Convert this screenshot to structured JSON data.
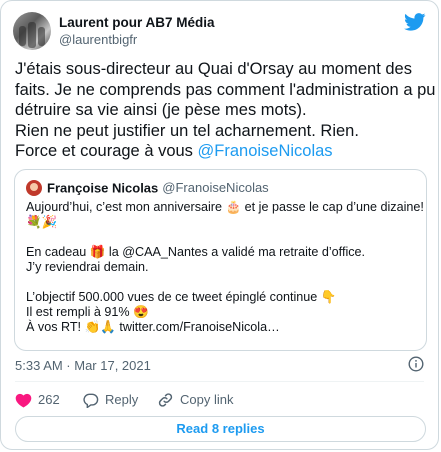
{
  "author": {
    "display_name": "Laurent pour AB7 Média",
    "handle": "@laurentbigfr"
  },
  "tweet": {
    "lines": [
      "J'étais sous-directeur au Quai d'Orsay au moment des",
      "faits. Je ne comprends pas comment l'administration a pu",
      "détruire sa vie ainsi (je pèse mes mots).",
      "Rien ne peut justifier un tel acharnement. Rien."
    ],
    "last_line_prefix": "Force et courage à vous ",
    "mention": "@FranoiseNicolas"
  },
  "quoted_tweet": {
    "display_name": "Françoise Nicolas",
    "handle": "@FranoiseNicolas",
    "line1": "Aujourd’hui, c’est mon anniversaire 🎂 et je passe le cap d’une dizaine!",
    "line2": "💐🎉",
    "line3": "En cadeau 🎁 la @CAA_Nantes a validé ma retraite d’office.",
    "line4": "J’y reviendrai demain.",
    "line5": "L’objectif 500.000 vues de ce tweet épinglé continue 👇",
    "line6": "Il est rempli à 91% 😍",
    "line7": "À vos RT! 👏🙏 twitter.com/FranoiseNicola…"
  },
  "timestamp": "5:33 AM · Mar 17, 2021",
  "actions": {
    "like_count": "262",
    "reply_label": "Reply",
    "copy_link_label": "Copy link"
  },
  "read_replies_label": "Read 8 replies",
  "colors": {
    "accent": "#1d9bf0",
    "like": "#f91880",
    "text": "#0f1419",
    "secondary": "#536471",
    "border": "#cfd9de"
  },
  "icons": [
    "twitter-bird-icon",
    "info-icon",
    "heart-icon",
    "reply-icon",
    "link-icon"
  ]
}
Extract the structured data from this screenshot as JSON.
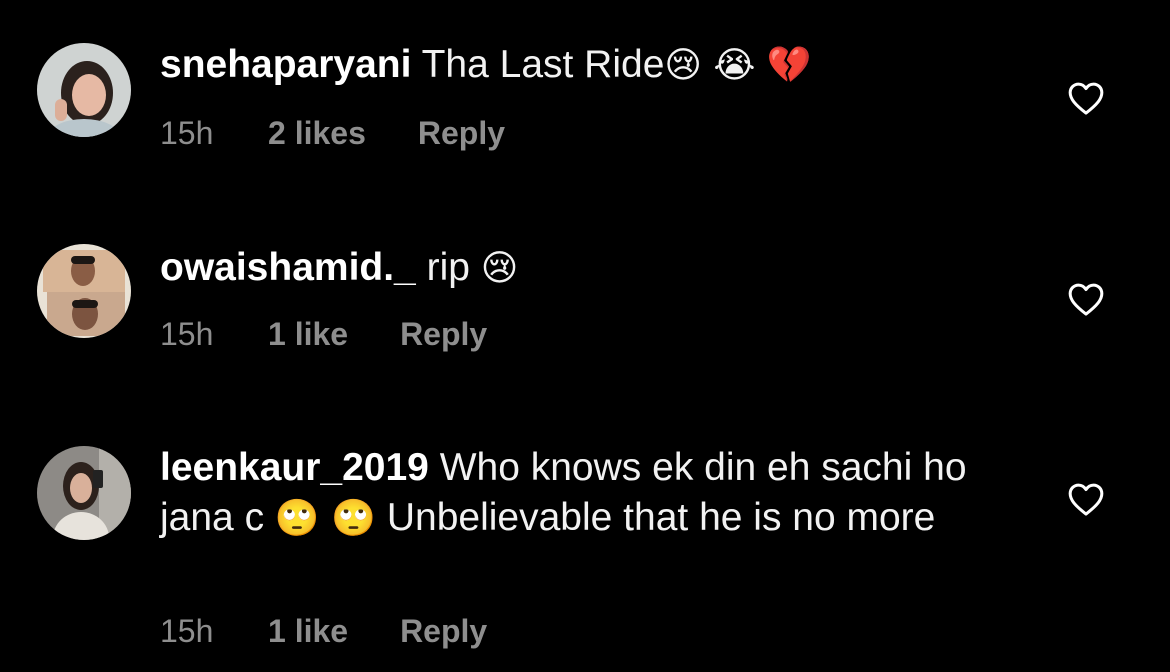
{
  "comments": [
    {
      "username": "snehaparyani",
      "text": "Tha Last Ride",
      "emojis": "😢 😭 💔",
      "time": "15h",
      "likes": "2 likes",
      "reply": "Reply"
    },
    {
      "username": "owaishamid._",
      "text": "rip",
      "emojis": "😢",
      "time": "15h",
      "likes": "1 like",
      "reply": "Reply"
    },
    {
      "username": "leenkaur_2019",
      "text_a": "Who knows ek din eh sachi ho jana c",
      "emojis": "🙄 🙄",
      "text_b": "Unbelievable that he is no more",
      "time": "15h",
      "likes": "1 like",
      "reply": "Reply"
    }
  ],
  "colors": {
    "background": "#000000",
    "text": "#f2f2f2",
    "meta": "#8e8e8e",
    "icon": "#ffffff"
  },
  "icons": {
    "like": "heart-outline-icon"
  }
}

...

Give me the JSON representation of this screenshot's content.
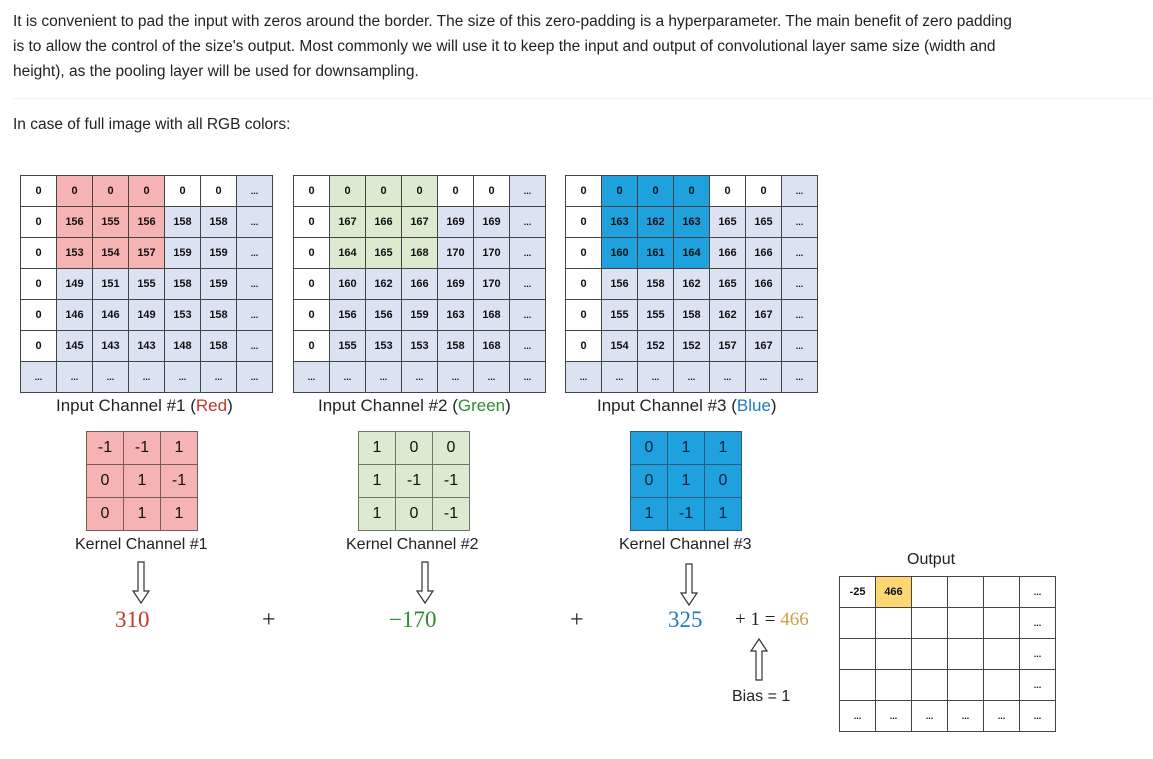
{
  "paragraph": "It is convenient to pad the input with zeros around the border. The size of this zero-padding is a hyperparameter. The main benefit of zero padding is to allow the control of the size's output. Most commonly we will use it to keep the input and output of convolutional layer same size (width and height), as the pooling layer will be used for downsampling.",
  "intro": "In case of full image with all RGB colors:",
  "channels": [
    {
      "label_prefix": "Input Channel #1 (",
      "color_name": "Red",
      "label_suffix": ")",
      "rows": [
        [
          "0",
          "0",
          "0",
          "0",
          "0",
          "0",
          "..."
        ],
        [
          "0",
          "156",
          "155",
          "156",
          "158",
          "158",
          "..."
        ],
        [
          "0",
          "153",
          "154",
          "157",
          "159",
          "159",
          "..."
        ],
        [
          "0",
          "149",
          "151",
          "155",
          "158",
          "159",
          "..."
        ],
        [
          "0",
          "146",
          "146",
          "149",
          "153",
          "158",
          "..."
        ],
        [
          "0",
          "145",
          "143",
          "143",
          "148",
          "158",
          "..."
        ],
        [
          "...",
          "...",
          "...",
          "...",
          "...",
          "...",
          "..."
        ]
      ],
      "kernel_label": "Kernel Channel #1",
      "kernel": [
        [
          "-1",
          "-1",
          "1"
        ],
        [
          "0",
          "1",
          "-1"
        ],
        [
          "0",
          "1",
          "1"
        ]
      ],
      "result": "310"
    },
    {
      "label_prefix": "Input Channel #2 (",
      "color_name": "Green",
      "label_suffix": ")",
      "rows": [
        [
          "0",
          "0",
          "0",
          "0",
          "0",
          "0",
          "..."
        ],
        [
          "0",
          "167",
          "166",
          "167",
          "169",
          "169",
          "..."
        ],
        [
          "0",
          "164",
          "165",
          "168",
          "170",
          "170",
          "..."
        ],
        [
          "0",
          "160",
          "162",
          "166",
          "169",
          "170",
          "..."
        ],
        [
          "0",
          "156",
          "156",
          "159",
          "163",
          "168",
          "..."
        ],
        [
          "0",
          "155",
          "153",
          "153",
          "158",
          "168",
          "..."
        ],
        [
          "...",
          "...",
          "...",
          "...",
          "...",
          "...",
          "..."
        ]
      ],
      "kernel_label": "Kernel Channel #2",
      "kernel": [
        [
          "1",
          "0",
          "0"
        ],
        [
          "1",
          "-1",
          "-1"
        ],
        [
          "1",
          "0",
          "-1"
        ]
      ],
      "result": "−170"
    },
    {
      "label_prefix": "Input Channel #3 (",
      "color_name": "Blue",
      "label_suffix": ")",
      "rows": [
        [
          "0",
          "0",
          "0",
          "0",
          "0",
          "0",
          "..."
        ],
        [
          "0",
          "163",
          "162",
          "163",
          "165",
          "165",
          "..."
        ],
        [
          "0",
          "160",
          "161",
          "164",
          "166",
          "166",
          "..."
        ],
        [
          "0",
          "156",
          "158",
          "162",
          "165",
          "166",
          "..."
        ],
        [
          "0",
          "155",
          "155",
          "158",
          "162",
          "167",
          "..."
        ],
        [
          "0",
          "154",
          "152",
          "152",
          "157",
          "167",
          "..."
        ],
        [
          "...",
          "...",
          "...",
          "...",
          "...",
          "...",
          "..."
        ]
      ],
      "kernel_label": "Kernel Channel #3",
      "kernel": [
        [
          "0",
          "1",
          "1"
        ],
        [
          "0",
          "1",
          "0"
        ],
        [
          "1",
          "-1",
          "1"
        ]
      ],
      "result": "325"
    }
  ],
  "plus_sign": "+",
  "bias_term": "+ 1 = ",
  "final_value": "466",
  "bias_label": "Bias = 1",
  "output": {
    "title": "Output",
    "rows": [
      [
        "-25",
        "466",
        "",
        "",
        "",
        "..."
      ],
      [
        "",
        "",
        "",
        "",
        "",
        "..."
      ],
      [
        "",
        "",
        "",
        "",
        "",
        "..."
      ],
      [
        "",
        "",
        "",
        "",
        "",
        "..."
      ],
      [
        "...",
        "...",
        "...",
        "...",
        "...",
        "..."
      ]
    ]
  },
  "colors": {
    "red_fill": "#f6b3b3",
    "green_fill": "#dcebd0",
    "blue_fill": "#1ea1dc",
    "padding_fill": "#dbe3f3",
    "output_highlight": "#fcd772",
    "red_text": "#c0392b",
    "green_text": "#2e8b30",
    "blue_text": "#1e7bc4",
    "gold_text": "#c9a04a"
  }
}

DIRECTIONS –
From the data, pick out every line that includes "structured".

THE OUTPUT –
Convert this screenshot to structured JSON data.
Extract the structured data from this screenshot as JSON.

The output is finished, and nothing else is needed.